# Extracted text:
####################
Testing for stationarity

We will discuss three common approaches to evaluating stationarity:

Visual test
(Augmented) Dickey-Fuller test
KPSS test

Visual test

The visual test is simply looking at a plot of the data versus time. Look for

Change in the level over time. Is the time series increasing or decreasing? Does it appear to cycle?
Change in the variance over time. Do deviations away from the mean change over time, increase or decrease?

Anchovy and sardine catch in Greek waters

Classic stationarity tests

Dickey-Fuller (ADF) vs. KPSS Tests

Aspect	Dickey-Fuller (ADF) Test	KPSS Test
Purpose	Tests for the presence of a unit root (non-stationarity).	Tests for stationarity (null hypothesis is stationary).
Null Hypothesis (H₀)	Series has a unit root (non-stationary).	Series is stationary.
Alternative Hypothesis (H₁)	Series is stationary.	Series is not stationary (has a unit root).
Test Result Interpretation	Reject H₀ → Stationary (no unit root).	Reject H₀ → Non-stationary (has a unit root).
Type of Test	Uses a regression model to check for unit root.	Compares the series’ behavior against a stationary process.

Testing with the forecast package

ndiffs() uses a unit root test to determine the number of differences required for time series x to be made stationary. If test=“kpss”, the KPSS test is used with the null hypothesis that x has a stationary root against a unit-root alternative. Then the test returns the least number of differences required to pass the test at the level alpha.

library(forecast)
ndiffs(WWWusage)
ndiffs(diff(log(AirPassengers), 12))

Fix stationarity problems

In this lecture we will use differencing, the I in ARIMA model refers to differencing.

Differencing the data to make the mean stationary

Differencing means to create a new time series \(z_t = x_t - x_{t-1}\).

The diff() function takes the first difference (so \(z_t - z_{t-1}\)):

x <- diff(c(1,2,4,7,11))
x

## [1] 1 2 3 4

The second difference is the first difference of the first difference.
####################
# Dataset records:

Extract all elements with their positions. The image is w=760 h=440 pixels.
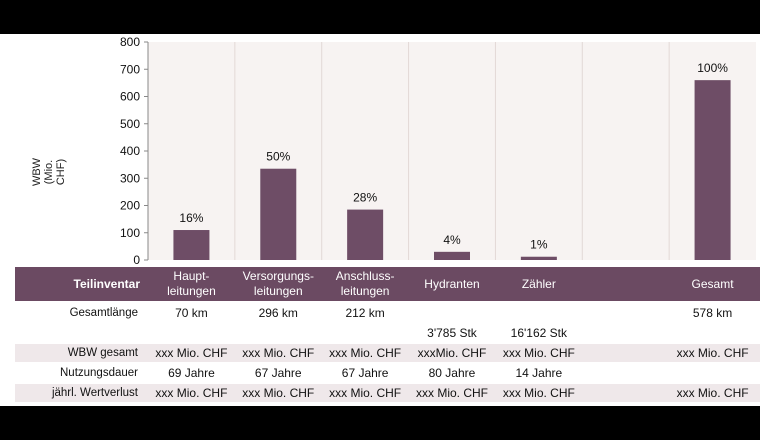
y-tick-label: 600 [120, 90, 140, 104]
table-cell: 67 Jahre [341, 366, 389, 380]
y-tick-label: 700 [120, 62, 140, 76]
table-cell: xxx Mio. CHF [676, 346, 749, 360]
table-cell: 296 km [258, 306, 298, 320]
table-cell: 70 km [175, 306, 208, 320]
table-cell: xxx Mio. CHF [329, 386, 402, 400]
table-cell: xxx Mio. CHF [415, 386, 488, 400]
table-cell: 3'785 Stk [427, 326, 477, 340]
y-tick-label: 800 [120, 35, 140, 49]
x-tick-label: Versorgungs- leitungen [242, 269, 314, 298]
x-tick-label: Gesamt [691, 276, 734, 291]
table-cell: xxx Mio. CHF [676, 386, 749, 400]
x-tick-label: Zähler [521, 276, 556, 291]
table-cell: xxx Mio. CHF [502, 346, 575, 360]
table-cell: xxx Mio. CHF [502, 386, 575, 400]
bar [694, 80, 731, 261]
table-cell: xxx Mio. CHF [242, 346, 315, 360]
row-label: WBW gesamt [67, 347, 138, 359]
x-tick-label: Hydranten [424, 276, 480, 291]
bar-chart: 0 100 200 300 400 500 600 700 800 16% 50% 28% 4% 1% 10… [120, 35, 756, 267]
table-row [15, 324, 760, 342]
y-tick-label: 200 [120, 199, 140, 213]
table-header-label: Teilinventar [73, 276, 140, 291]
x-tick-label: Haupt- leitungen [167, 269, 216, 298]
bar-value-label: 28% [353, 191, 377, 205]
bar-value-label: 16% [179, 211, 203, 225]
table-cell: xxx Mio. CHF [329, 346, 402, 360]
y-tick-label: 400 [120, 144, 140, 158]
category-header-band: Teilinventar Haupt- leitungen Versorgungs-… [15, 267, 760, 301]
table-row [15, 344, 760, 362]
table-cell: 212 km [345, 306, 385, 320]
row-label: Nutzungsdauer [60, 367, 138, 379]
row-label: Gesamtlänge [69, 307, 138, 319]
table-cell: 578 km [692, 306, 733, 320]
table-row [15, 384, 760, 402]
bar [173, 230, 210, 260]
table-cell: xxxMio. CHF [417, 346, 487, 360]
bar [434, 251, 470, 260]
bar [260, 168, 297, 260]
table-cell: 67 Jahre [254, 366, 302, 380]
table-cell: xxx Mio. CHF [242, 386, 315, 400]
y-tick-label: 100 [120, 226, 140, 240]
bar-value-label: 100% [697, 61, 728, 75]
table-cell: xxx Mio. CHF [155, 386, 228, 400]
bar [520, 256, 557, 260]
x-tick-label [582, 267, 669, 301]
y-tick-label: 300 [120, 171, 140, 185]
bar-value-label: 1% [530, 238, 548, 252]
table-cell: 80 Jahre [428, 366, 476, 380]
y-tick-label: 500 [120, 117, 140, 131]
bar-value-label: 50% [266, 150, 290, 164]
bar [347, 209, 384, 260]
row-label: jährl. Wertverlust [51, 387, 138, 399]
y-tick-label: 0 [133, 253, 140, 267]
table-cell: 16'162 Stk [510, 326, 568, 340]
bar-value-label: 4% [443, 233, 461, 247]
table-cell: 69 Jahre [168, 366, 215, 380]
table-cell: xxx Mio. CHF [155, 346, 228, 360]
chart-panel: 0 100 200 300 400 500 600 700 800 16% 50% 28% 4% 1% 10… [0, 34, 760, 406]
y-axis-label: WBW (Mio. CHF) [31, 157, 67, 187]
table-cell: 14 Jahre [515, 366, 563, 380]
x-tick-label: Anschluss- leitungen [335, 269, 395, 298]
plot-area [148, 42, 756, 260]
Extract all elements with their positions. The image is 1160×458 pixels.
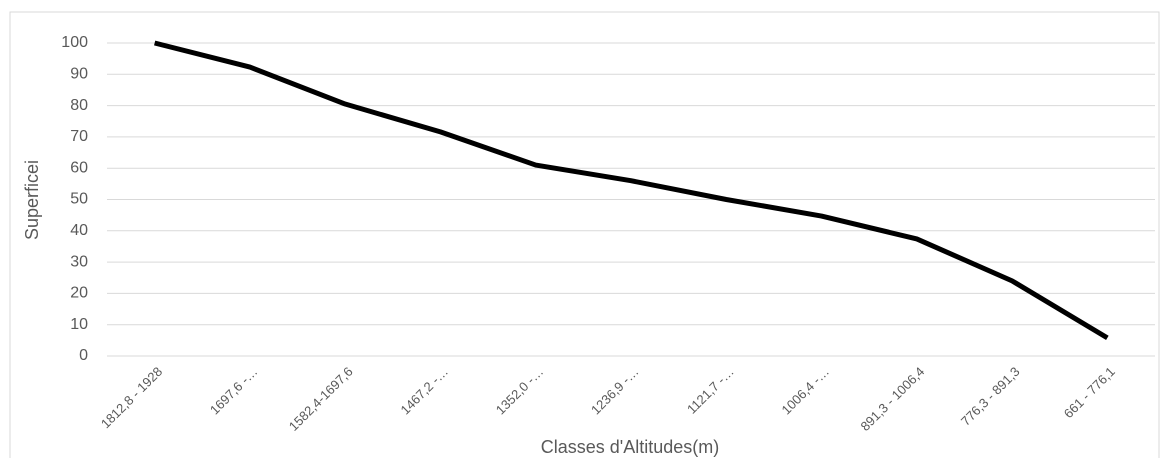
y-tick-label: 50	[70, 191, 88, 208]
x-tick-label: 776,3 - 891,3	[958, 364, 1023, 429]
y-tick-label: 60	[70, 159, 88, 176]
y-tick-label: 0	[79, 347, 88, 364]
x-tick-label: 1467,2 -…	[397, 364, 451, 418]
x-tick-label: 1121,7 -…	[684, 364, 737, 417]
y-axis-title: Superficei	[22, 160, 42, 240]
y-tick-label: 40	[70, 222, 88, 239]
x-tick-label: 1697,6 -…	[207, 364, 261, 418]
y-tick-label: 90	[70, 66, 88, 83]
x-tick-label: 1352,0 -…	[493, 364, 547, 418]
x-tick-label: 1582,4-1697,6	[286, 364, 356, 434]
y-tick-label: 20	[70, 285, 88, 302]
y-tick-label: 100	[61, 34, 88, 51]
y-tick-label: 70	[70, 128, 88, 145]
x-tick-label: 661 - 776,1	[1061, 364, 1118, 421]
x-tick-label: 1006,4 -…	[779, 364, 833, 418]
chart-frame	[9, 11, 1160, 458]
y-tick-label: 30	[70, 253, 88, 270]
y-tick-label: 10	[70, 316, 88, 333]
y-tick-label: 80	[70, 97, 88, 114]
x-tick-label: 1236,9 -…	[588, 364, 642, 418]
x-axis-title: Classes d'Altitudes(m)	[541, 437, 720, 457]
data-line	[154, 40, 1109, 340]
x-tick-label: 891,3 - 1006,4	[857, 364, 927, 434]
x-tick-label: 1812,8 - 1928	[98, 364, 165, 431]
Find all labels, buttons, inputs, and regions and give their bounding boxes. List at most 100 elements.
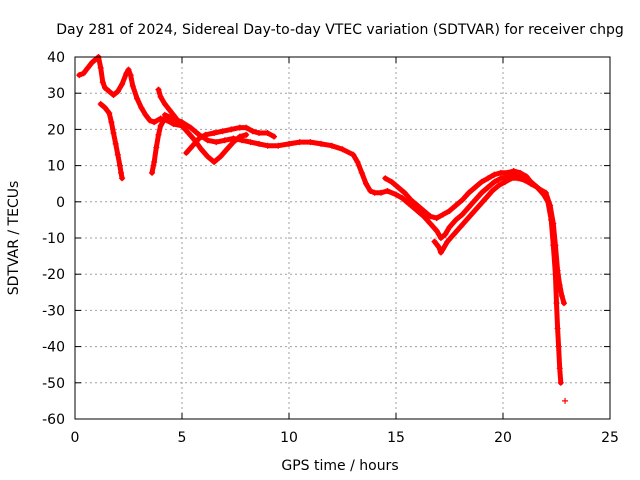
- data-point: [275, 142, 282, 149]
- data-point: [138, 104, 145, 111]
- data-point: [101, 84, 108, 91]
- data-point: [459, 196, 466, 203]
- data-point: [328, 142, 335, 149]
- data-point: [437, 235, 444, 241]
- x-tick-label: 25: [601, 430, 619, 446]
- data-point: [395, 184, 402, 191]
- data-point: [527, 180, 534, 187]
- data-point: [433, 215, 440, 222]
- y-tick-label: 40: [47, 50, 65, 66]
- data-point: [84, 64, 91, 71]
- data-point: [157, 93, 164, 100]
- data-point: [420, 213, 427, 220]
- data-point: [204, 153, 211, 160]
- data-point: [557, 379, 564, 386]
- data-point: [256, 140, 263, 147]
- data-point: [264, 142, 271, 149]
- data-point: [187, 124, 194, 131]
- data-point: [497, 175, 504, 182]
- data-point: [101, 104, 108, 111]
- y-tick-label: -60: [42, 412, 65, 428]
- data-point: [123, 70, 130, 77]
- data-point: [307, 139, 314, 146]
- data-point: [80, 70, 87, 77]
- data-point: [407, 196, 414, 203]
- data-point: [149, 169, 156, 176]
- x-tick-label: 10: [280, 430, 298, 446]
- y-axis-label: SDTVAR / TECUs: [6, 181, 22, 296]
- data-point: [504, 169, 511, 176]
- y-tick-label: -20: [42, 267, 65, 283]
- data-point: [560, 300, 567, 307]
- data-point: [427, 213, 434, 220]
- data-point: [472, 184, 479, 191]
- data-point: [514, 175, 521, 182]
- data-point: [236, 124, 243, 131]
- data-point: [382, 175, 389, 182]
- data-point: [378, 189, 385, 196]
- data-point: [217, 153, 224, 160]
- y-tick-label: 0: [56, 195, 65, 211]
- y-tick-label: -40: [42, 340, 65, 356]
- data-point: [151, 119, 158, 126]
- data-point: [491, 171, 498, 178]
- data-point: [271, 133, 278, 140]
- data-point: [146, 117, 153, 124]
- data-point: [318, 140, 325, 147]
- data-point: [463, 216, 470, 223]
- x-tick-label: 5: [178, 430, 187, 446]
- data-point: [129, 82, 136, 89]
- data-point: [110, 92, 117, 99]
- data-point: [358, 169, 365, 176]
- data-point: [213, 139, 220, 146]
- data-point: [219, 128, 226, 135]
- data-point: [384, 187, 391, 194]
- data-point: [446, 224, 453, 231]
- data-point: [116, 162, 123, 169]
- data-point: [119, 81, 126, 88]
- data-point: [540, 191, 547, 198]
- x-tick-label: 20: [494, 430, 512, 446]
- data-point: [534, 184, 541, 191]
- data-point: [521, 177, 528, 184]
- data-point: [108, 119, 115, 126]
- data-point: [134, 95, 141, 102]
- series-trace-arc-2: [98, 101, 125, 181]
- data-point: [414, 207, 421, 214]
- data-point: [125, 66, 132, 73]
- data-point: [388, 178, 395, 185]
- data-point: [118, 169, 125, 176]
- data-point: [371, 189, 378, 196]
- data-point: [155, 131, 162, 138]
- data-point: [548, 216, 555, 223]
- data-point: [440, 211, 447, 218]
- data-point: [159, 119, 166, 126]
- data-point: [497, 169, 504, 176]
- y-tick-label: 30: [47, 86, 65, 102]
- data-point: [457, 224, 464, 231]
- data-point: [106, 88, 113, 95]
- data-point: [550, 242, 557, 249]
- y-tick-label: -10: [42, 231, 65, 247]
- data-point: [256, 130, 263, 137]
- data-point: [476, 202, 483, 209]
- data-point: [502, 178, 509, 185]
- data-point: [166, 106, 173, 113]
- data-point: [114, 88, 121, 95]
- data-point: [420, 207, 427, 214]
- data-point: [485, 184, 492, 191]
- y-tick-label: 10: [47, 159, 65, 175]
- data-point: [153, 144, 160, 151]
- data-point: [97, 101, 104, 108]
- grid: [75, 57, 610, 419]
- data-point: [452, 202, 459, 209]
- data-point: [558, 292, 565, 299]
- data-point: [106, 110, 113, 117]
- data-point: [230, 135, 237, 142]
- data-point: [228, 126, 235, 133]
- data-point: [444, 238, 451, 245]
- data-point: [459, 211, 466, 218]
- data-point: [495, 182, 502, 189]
####################
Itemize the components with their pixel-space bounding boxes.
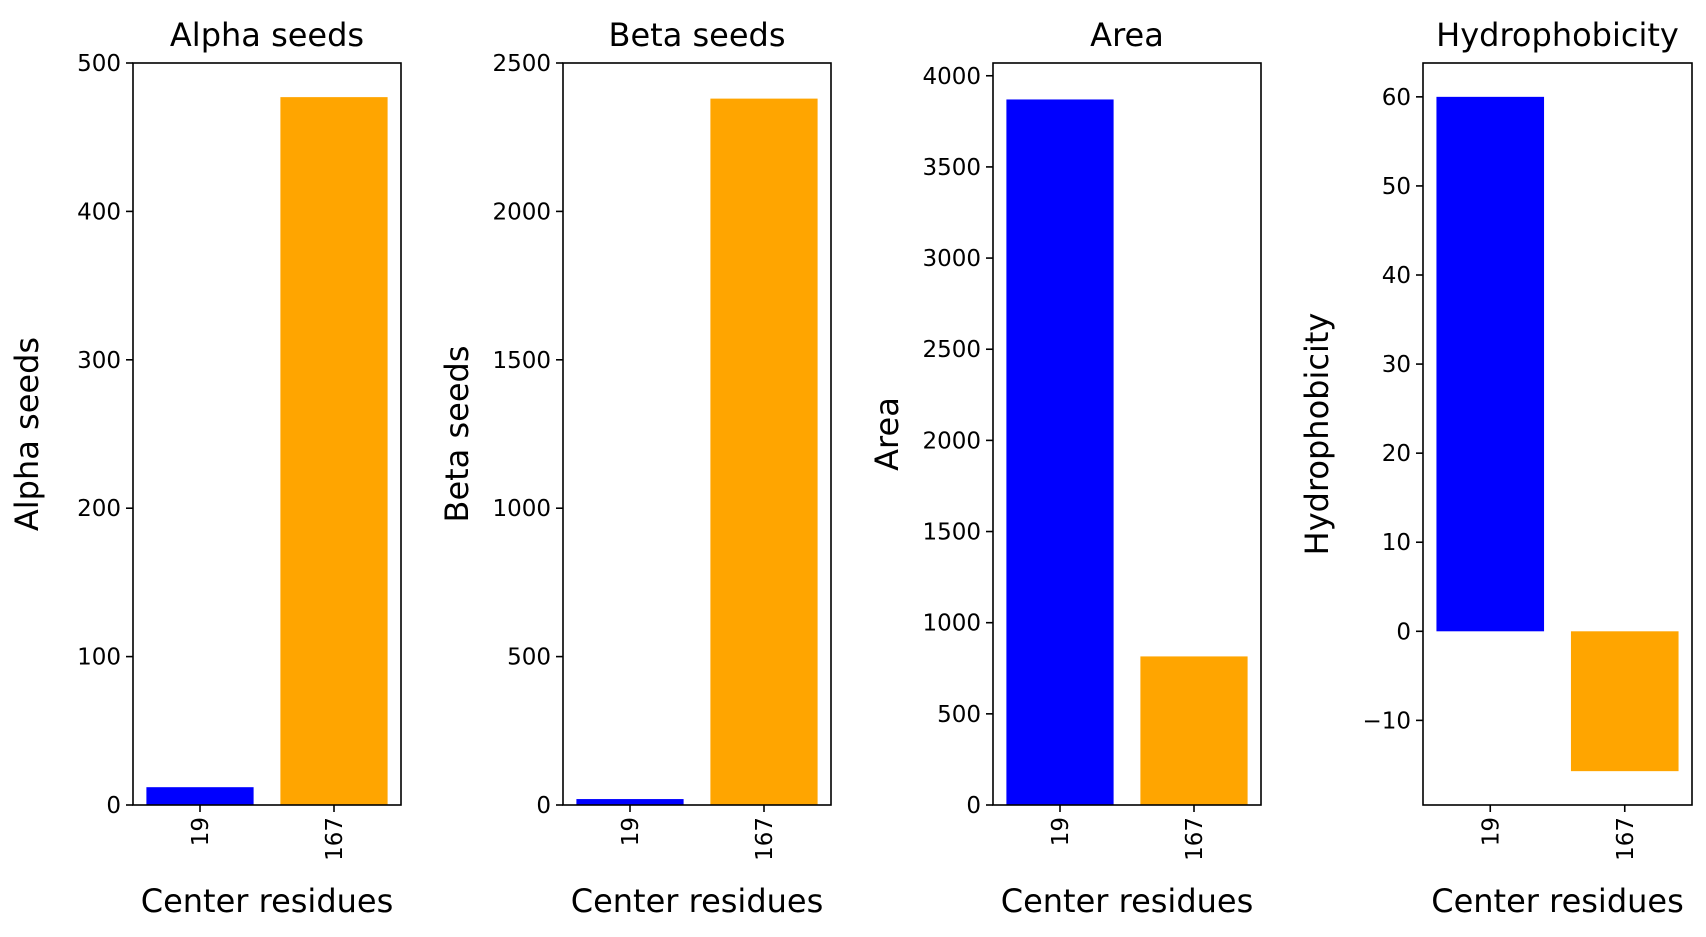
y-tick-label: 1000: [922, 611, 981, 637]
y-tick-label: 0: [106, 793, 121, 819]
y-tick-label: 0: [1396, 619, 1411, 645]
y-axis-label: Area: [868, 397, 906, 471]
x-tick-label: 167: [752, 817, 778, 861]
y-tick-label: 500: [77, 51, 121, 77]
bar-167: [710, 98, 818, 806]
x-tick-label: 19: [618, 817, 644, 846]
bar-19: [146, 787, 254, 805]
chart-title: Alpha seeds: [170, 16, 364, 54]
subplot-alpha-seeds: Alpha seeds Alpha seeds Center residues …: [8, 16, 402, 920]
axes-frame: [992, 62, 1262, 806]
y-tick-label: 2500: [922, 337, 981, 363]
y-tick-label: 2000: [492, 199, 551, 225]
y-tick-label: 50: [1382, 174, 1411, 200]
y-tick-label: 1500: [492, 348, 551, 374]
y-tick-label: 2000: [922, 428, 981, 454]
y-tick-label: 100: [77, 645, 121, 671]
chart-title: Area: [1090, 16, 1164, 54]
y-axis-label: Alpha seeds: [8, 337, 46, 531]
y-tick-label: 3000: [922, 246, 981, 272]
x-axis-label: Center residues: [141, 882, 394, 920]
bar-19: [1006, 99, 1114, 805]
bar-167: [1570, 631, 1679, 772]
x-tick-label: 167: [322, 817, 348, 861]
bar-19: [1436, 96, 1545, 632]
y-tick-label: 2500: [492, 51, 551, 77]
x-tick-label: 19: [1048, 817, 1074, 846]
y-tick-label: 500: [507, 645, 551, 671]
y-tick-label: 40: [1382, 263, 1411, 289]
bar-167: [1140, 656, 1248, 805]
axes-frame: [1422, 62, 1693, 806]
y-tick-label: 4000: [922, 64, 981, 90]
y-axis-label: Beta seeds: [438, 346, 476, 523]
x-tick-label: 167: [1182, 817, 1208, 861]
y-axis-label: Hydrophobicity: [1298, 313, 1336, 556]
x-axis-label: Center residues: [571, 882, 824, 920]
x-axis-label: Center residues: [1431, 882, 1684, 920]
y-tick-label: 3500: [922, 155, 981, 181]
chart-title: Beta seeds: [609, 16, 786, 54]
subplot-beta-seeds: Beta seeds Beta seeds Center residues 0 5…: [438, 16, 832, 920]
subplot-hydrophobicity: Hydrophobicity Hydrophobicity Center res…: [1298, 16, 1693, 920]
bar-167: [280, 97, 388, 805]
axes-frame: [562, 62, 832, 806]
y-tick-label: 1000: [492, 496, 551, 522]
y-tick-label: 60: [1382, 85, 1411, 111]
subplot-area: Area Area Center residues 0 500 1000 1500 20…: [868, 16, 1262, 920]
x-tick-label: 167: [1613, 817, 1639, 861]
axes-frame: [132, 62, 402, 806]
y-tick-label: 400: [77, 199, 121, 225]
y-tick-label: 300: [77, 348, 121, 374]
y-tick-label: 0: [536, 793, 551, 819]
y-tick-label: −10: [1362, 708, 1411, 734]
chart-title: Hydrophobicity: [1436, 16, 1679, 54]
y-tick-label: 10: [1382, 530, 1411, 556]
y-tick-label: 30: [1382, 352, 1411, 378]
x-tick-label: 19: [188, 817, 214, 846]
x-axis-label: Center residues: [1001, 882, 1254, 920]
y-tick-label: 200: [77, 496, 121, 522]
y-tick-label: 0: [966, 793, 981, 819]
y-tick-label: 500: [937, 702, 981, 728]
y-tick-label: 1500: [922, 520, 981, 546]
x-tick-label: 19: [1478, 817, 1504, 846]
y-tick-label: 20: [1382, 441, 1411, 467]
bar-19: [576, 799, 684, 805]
####################
# List of tasks:
a) Answer these questions from the stationarity text:
(i) What is the null hypothesis of the KPSS test?
(ii) What does the I in ARIMA refer to?
(iii) What does diff(c(1,2,4,7,11)) return?
b) Using the comparison table in the stationarity text, explain why rejecting the null hypothesis leads to opposite conclusions for the ADF test and the KPSS test.
c) List every aspect that the comparison table in the stationarity text uses to compare the Dickey-Fuller and KPSS tests.

# Full answers:
a)
(i) The series is stationary.
(ii) Differencing.
(iii) 1 2 3 4

b) The ADF test's null hypothesis is that the series has a unit root and is non-stationary, so rejecting it indicates the series is stationary. The KPSS test's null hypothesis is that the series is stationary, so rejecting it indicates the series is non-stationary and has a unit root.

c)
Purpose
Null Hypothesis (H₀)
Alternative Hypothesis (H₁)
Test Result Interpretation
Type of Test